**WHAT YOU HAVE TO DO**
Check every line of the entries for "fill", and copy the lines that hold it.

# START OF DATASET

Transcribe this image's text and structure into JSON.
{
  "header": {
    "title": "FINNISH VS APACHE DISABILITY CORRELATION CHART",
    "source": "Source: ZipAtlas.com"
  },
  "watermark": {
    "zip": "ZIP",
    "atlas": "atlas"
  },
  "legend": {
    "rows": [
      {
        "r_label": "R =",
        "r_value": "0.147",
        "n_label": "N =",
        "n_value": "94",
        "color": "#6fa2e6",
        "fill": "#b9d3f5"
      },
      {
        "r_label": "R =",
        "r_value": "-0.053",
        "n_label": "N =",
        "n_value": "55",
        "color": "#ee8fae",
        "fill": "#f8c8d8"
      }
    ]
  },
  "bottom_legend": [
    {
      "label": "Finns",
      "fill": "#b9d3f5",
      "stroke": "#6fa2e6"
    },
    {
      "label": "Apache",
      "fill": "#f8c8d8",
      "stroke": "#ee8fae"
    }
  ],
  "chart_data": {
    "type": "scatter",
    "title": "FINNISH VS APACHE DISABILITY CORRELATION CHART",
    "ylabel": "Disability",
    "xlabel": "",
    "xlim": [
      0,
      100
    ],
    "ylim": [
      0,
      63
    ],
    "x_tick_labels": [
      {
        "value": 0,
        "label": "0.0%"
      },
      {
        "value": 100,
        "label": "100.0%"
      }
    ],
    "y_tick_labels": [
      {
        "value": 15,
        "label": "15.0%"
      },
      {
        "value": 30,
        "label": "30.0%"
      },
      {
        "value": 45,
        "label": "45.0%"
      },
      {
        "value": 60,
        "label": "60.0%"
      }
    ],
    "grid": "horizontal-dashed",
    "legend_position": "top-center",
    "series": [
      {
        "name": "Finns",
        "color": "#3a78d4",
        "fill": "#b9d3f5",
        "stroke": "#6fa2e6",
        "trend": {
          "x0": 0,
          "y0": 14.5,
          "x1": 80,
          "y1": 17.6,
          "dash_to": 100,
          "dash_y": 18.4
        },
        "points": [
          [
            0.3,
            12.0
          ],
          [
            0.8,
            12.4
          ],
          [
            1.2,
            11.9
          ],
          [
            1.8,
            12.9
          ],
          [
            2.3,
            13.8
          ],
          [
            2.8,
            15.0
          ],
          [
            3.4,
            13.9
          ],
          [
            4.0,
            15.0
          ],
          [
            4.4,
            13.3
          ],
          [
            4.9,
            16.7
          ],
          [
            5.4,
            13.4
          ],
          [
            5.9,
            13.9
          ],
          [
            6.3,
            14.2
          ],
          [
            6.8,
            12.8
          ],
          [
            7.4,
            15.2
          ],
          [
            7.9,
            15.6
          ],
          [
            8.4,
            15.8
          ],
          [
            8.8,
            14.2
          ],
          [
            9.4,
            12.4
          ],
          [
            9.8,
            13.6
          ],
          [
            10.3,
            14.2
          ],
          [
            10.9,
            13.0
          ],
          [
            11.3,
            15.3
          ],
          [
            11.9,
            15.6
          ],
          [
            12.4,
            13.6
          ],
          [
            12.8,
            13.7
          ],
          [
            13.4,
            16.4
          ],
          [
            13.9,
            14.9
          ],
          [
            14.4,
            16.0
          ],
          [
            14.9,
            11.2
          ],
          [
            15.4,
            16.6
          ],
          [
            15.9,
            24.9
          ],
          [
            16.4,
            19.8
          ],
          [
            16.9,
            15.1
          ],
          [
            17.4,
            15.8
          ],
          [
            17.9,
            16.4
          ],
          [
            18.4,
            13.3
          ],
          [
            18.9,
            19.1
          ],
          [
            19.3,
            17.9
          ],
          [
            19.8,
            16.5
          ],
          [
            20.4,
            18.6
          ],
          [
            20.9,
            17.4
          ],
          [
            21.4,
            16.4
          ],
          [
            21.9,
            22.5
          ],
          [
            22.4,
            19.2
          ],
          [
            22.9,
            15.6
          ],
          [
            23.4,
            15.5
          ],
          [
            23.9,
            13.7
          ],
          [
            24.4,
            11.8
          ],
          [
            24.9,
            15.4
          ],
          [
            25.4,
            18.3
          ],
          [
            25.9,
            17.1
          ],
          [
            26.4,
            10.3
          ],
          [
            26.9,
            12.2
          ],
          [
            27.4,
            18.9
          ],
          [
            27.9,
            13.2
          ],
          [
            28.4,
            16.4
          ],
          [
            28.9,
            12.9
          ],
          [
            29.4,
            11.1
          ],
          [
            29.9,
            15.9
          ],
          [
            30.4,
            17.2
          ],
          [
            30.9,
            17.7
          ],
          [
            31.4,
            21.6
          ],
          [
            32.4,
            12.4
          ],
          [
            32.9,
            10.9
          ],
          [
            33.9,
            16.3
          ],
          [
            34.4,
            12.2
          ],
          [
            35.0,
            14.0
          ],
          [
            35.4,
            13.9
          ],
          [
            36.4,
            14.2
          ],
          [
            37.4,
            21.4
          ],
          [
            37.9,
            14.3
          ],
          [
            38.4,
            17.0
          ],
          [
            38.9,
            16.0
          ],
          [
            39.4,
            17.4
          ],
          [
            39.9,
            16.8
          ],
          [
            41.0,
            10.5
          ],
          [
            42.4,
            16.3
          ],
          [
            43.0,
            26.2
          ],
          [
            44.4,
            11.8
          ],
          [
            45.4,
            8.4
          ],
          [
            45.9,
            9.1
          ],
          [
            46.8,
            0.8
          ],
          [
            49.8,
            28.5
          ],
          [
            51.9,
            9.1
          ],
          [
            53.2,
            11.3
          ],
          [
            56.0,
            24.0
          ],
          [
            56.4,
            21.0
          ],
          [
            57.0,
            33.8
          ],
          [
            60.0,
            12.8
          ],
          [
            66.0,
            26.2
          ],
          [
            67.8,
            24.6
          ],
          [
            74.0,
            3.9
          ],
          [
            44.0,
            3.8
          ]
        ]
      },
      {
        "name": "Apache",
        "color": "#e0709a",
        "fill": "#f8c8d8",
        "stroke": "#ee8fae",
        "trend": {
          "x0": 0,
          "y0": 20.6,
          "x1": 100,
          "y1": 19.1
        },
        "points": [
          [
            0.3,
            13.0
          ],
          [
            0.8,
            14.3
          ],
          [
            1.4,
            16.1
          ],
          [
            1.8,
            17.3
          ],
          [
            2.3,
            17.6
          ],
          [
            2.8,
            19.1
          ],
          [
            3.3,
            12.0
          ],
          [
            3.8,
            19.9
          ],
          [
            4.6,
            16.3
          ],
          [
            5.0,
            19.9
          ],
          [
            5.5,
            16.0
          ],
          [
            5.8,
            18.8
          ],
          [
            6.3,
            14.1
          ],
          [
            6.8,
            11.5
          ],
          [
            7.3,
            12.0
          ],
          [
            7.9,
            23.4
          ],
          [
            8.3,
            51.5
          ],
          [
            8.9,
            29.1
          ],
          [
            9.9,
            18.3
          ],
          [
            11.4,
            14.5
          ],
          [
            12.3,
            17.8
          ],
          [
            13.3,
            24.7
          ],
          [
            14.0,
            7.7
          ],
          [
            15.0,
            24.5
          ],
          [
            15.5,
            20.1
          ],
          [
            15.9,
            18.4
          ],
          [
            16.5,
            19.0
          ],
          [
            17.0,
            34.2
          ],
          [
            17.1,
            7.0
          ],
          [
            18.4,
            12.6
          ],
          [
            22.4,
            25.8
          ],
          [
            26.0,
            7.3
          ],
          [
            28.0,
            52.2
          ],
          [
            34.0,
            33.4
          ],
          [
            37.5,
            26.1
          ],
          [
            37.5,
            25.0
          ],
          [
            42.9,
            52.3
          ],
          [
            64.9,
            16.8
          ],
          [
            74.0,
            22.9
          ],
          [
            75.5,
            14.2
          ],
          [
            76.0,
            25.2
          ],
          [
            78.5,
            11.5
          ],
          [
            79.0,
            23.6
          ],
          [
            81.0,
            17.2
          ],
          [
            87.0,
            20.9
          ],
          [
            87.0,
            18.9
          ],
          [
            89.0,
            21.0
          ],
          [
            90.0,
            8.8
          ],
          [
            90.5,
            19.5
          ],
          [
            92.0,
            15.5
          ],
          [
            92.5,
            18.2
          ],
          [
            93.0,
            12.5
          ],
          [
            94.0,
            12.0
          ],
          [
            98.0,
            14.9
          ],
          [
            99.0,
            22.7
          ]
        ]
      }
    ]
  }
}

# END OF DATASET

**THE RESPONSE**
        "fill": "#b9d3f5"
        "fill": "#f8c8d8"
      "fill": "#b9d3f5",
      "fill": "#f8c8d8",
        "fill": "#b9d3f5",
        "fill": "#f8c8d8",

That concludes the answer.